**GOAL**
Transcribe all of the records precisely as they are presented.

[Stored items from a collection]
• • •

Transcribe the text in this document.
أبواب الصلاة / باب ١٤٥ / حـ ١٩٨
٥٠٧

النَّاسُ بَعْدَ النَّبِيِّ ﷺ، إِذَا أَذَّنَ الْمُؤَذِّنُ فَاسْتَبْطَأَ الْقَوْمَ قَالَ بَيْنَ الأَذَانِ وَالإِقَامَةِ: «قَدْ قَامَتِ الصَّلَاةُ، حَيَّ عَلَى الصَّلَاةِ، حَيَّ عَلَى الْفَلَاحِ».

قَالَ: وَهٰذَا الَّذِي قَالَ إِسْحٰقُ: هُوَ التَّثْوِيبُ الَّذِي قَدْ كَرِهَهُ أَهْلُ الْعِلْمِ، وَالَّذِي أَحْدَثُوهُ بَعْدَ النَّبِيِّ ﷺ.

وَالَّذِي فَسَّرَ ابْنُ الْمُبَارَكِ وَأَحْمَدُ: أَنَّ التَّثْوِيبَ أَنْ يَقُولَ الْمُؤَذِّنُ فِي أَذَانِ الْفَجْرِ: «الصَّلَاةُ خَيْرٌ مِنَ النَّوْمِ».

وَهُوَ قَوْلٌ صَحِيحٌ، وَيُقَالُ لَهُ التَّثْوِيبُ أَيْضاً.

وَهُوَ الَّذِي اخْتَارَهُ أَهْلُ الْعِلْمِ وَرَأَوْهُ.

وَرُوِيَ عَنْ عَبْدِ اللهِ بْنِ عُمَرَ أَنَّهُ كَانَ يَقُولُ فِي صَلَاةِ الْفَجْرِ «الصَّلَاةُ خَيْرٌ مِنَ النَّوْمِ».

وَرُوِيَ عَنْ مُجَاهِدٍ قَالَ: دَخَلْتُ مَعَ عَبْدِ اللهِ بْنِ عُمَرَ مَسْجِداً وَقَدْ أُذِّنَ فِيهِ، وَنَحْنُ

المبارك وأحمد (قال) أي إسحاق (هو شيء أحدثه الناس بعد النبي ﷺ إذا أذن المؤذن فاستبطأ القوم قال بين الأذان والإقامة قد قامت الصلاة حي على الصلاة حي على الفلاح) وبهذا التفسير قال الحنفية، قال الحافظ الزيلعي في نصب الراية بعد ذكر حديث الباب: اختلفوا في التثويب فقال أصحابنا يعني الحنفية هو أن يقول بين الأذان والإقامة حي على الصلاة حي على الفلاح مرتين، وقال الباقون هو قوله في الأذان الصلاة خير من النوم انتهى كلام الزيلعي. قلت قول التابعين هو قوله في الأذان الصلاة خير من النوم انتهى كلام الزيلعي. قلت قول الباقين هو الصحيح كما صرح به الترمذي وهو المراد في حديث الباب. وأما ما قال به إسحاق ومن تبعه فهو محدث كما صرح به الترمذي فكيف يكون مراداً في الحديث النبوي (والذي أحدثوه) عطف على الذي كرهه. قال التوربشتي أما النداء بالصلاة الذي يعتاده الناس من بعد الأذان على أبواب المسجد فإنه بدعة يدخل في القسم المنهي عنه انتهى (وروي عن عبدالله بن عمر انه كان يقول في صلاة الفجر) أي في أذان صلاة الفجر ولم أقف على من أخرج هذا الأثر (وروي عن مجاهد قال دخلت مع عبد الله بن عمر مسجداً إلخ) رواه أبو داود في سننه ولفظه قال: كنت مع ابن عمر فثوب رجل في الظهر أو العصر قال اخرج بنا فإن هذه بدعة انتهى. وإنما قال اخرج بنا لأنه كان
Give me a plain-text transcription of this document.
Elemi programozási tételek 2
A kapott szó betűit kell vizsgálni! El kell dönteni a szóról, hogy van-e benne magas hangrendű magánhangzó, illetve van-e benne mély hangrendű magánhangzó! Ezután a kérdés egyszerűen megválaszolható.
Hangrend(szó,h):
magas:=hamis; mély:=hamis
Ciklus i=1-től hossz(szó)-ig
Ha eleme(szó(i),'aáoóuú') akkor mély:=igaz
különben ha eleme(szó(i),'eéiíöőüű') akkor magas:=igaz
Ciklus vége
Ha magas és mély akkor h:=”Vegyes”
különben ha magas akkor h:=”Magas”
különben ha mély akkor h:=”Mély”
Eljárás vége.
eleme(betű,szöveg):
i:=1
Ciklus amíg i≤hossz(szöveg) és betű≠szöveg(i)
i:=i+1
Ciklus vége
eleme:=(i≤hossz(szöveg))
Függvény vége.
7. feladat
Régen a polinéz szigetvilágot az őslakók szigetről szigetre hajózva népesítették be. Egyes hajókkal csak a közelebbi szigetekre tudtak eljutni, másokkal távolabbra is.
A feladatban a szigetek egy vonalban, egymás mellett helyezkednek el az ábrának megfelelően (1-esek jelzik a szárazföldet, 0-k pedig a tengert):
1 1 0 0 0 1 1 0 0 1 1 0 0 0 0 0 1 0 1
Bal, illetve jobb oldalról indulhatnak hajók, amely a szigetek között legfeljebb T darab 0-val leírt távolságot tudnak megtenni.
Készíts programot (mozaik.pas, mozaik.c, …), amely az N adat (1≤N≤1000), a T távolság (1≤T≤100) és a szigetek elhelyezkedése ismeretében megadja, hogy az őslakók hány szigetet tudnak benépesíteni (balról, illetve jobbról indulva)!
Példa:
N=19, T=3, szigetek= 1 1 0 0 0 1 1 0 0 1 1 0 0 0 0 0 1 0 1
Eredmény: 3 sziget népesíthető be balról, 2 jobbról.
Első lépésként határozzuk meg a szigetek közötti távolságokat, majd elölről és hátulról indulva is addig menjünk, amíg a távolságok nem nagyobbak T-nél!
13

• • •

**FINISHED EXERCISE**
Transcribe the text in this document.
أبواب الصلاة / باب ١٤٥ / حـ ١٩٨
٥٠٧

النَّاسُ بَعْدَ النَّبِيِّ ﷺ، إِذَا أَذَّنَ الْمُؤَذِّنُ فَاسْتَبْطَأَ الْقَوْمَ قَالَ بَيْنَ الأَذَانِ وَالإِقَامَةِ: «قَدْ قَامَتِ الصَّلَاةُ، حَيَّ عَلَى الصَّلَاةِ، حَيَّ عَلَى الْفَلَاحِ».

قَالَ: وَهٰذَا الَّذِي قَالَ إِسْحٰقُ: هُوَ التَّثْوِيبُ الَّذِي قَدْ كَرِهَهُ أَهْلُ الْعِلْمِ، وَالَّذِي أَحْدَثُوهُ بَعْدَ النَّبِيِّ ﷺ.

وَالَّذِي فَسَّرَ ابْنُ الْمُبَارَكِ وَأَحْمَدُ: أَنَّ التَّثْوِيبَ أَنْ يَقُولَ الْمُؤَذِّنُ فِي أَذَانِ الْفَجْرِ: «الصَّلَاةُ خَيْرٌ مِنَ النَّوْمِ».

وَهُوَ قَوْلٌ صَحِيحٌ، وَيُقَالُ لَهُ التَّثْوِيبُ أَيْضاً.

وَهُوَ الَّذِي اخْتَارَهُ أَهْلُ الْعِلْمِ وَرَأَوْهُ.

وَرُوِيَ عَنْ عَبْدِ اللهِ بْنِ عُمَرَ أَنَّهُ كَانَ يَقُولُ فِي صَلَاةِ الْفَجْرِ «الصَّلَاةُ خَيْرٌ مِنَ النَّوْمِ».

وَرُوِيَ عَنْ مُجَاهِدٍ قَالَ: دَخَلْتُ مَعَ عَبْدِ اللهِ بْنِ عُمَرَ مَسْجِداً وَقَدْ أُذِّنَ فِيهِ، وَنَحْنُ

المبارك وأحمد (قال) أي إسحاق (هو شيء أحدثه الناس بعد النبي ﷺ إذا أذن المؤذن فاستبطأ القوم قال بين الأذان والإقامة قد قامت الصلاة حي على الصلاة حي على الفلاح) وبهذا التفسير قال الحنفية، قال الحافظ الزيلعي في نصب الراية بعد ذكر حديث الباب: اختلفوا في التثويب فقال أصحابنا يعني الحنفية هو أن يقول بين الأذان والإقامة حي على الصلاة حي على الفلاح مرتين، وقال الباقون هو قوله في الأذان الصلاة خير من النوم انتهى كلام الزيلعي. قلت قول التابعين هو قوله في الأذان الصلاة خير من النوم انتهى كلام الزيلعي. قلت قول الباقين هو الصحيح كما صرح به الترمذي وهو المراد في حديث الباب. وأما ما قال به إسحاق ومن تبعه فهو محدث كما صرح به الترمذي فكيف يكون مراداً في الحديث النبوي (والذي أحدثوه) عطف على الذي كرهه. قال التوربشتي أما النداء بالصلاة الذي يعتاده الناس من بعد الأذان على أبواب المسجد فإنه بدعة يدخل في القسم المنهي عنه انتهى (وروي عن عبدالله بن عمر انه كان يقول في صلاة الفجر) أي في أذان صلاة الفجر ولم أقف على من أخرج هذا الأثر (وروي عن مجاهد قال دخلت مع عبد الله بن عمر مسجداً إلخ) رواه أبو داود في سننه ولفظه قال: كنت مع ابن عمر فثوب رجل في الظهر أو العصر قال اخرج بنا فإن هذه بدعة انتهى. وإنما قال اخرج بنا لأنه كان
Give me a plain-text transcription of this document.
Elemi programozási tételek 2
A kapott szó betűit kell vizsgálni! El kell dönteni a szóról, hogy van-e benne magas hangrendű magánhangzó, illetve van-e benne mély hangrendű magánhangzó! Ezután a kérdés egyszerűen megválaszolható.
Hangrend(szó,h):
magas:=hamis; mély:=hamis
Ciklus i=1-től hossz(szó)-ig
Ha eleme(szó(i),'aáoóuú') akkor mély:=igaz
különben ha eleme(szó(i),'eéiíöőüű') akkor magas:=igaz
Ciklus vége
Ha magas és mély akkor h:=”Vegyes”
különben ha magas akkor h:=”Magas”
különben ha mély akkor h:=”Mély”
Eljárás vége.
eleme(betű,szöveg):
i:=1
Ciklus amíg i≤hossz(szöveg) és betű≠szöveg(i)
i:=i+1
Ciklus vége
eleme:=(i≤hossz(szöveg))
Függvény vége.
7. feladat
Régen a polinéz szigetvilágot az őslakók szigetről szigetre hajózva népesítették be. Egyes hajókkal csak a közelebbi szigetekre tudtak eljutni, másokkal távolabbra is.
A feladatban a szigetek egy vonalban, egymás mellett helyezkednek el az ábrának megfelelően (1-esek jelzik a szárazföldet, 0-k pedig a tengert):
1 1 0 0 0 1 1 0 0 1 1 0 0 0 0 0 1 0 1
Bal, illetve jobb oldalról indulhatnak hajók, amely a szigetek között legfeljebb T darab 0-val leírt távolságot tudnak megtenni.
Készíts programot (mozaik.pas, mozaik.c, …), amely az N adat (1≤N≤1000), a T távolság (1≤T≤100) és a szigetek elhelyezkedése ismeretében megadja, hogy az őslakók hány szigetet tudnak benépesíteni (balról, illetve jobbról indulva)!
Példa:
N=19, T=3, szigetek= 1 1 0 0 0 1 1 0 0 1 1 0 0 0 0 0 1 0 1
Eredmény: 3 sziget népesíthető be balról, 2 jobbról.
Első lépésként határozzuk meg a szigetek közötti távolságokat, majd elölről és hátulról indulva is addig menjünk, amíg a távolságok nem nagyobbak T-nél!
13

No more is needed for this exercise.